= INSTRUCTION =
Pick out every line with the word "Департамента" and copy it.

====================

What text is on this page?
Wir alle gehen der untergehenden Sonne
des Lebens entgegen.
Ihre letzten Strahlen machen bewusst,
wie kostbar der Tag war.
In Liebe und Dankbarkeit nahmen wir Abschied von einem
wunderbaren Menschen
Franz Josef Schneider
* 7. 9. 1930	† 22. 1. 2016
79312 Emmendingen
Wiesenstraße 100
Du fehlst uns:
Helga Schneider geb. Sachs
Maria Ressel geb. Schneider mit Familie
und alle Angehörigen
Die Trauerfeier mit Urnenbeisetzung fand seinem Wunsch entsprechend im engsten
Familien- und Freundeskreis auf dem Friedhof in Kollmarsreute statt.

====================

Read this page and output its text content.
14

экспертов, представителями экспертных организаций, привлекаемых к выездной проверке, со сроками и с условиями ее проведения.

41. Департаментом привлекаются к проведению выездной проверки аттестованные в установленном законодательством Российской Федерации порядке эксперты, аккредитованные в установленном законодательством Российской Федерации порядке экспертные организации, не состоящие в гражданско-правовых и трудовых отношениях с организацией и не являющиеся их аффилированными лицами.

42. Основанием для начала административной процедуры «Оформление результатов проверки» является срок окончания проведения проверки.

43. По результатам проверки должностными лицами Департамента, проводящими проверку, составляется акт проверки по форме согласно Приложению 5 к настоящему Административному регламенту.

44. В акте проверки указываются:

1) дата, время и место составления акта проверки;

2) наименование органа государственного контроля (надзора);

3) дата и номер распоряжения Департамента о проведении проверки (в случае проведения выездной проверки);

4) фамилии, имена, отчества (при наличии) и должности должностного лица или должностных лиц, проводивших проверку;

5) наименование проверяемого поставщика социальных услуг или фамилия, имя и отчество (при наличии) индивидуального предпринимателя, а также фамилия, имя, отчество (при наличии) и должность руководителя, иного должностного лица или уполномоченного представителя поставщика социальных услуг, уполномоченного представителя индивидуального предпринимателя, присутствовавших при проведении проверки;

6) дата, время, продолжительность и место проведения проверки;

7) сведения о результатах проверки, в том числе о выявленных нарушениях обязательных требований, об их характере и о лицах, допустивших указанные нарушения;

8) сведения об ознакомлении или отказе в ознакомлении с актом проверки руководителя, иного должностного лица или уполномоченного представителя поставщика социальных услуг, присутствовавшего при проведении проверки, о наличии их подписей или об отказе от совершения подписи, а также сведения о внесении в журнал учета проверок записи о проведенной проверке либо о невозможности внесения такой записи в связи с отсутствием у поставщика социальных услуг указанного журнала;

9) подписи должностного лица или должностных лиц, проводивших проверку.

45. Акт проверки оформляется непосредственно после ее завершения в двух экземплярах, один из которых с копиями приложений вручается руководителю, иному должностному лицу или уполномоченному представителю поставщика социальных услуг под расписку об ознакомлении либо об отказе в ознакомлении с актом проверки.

====================

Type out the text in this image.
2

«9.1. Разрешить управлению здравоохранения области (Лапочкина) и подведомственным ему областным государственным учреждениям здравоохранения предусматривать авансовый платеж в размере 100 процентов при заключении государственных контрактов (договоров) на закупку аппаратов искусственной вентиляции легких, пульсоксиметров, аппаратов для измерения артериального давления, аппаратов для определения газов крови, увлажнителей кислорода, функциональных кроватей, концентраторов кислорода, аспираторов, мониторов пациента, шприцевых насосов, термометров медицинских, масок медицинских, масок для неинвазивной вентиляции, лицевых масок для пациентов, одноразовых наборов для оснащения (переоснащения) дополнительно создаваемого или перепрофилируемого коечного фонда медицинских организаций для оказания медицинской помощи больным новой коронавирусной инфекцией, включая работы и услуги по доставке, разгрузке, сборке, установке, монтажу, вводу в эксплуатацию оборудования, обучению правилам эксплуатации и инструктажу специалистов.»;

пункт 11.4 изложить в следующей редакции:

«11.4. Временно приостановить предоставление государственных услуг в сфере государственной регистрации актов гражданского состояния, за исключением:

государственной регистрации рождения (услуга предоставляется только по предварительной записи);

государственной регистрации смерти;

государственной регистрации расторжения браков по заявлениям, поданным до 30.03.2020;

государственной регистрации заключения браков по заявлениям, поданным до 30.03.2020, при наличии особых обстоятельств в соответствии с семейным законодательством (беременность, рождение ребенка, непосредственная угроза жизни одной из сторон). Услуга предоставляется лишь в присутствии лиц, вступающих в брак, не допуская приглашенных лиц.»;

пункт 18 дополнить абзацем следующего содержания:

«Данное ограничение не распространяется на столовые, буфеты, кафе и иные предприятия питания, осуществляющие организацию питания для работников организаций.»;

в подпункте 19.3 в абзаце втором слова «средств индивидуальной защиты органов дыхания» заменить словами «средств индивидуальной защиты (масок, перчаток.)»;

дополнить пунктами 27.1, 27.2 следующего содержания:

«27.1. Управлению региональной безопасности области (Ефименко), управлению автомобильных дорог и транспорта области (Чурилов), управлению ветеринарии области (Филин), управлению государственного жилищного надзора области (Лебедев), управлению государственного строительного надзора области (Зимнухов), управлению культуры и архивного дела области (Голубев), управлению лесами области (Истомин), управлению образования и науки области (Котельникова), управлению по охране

====================

= TASK SOLUTION =
43. По результатам проверки должностными лицами Департамента, проводящими проверку, составляется акт проверки по форме согласно Приложению 5 к настоящему Административному регламенту.
3) дата и номер распоряжения Департамента о проведении проверки (в случае проведения выездной проверки);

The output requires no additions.